- _Given instruction_
Return all entries word for word, but drop any images.
[Start of Entries provided]
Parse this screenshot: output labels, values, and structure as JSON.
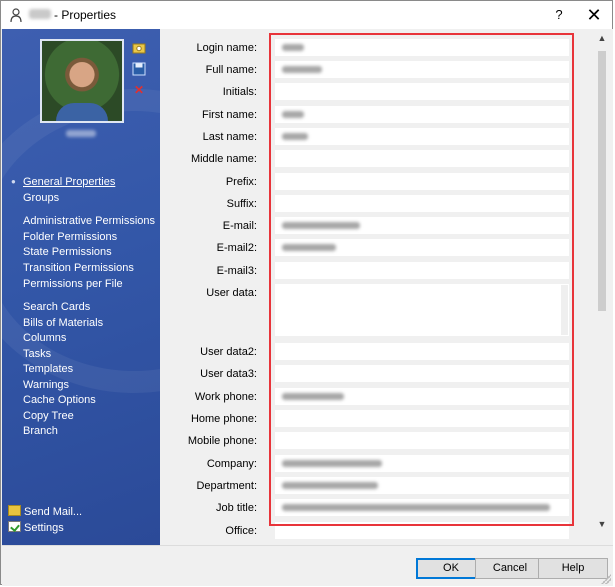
{
  "window": {
    "title": "- Properties",
    "help_label": "?",
    "close_label": "✕"
  },
  "sidebar": {
    "nav": [
      {
        "label": "General Properties",
        "active": true
      },
      {
        "label": "Groups"
      },
      {
        "label": "Administrative Permissions"
      },
      {
        "label": "Folder Permissions"
      },
      {
        "label": "State Permissions"
      },
      {
        "label": "Transition Permissions"
      },
      {
        "label": "Permissions per File"
      },
      {
        "label": "Search Cards"
      },
      {
        "label": "Bills of Materials"
      },
      {
        "label": "Columns"
      },
      {
        "label": "Tasks"
      },
      {
        "label": "Templates"
      },
      {
        "label": "Warnings"
      },
      {
        "label": "Cache Options"
      },
      {
        "label": "Copy Tree"
      },
      {
        "label": "Branch"
      }
    ],
    "send_mail": "Send Mail...",
    "settings": "Settings"
  },
  "form": {
    "fields": [
      {
        "label": "Login name:"
      },
      {
        "label": "Full name:"
      },
      {
        "label": "Initials:"
      },
      {
        "label": "First name:"
      },
      {
        "label": "Last name:"
      },
      {
        "label": "Middle name:"
      },
      {
        "label": "Prefix:"
      },
      {
        "label": "Suffix:"
      },
      {
        "label": "E-mail:"
      },
      {
        "label": "E-mail2:"
      },
      {
        "label": "E-mail3:"
      },
      {
        "label": "User data:"
      },
      {
        "label": "User data2:"
      },
      {
        "label": "User data3:"
      },
      {
        "label": "Work phone:"
      },
      {
        "label": "Home phone:"
      },
      {
        "label": "Mobile phone:"
      },
      {
        "label": "Company:"
      },
      {
        "label": "Department:"
      },
      {
        "label": "Job title:"
      },
      {
        "label": "Office:"
      }
    ]
  },
  "buttons": {
    "ok": "OK",
    "cancel": "Cancel",
    "help": "Help"
  },
  "colors": {
    "sidebar": "#3357a8",
    "highlight": "#e8343a",
    "ok_border": "#0078d7"
  }
}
[End of Entries provided]
- _Task response_
Parse this screenshot: output labels, values, and structure as JSON.
{
  "window": {
    "title": "- Properties",
    "help_label": "?",
    "close_label": "✕"
  },
  "sidebar": {
    "nav": [
      {
        "label": "General Properties",
        "active": true
      },
      {
        "label": "Groups"
      },
      {
        "label": "Administrative Permissions"
      },
      {
        "label": "Folder Permissions"
      },
      {
        "label": "State Permissions"
      },
      {
        "label": "Transition Permissions"
      },
      {
        "label": "Permissions per File"
      },
      {
        "label": "Search Cards"
      },
      {
        "label": "Bills of Materials"
      },
      {
        "label": "Columns"
      },
      {
        "label": "Tasks"
      },
      {
        "label": "Templates"
      },
      {
        "label": "Warnings"
      },
      {
        "label": "Cache Options"
      },
      {
        "label": "Copy Tree"
      },
      {
        "label": "Branch"
      }
    ],
    "send_mail": "Send Mail...",
    "settings": "Settings"
  },
  "form": {
    "fields": [
      {
        "label": "Login name:"
      },
      {
        "label": "Full name:"
      },
      {
        "label": "Initials:"
      },
      {
        "label": "First name:"
      },
      {
        "label": "Last name:"
      },
      {
        "label": "Middle name:"
      },
      {
        "label": "Prefix:"
      },
      {
        "label": "Suffix:"
      },
      {
        "label": "E-mail:"
      },
      {
        "label": "E-mail2:"
      },
      {
        "label": "E-mail3:"
      },
      {
        "label": "User data:"
      },
      {
        "label": "User data2:"
      },
      {
        "label": "User data3:"
      },
      {
        "label": "Work phone:"
      },
      {
        "label": "Home phone:"
      },
      {
        "label": "Mobile phone:"
      },
      {
        "label": "Company:"
      },
      {
        "label": "Department:"
      },
      {
        "label": "Job title:"
      },
      {
        "label": "Office:"
      }
    ]
  },
  "buttons": {
    "ok": "OK",
    "cancel": "Cancel",
    "help": "Help"
  },
  "colors": {
    "sidebar": "#3357a8",
    "highlight": "#e8343a",
    "ok_border": "#0078d7"
  }
}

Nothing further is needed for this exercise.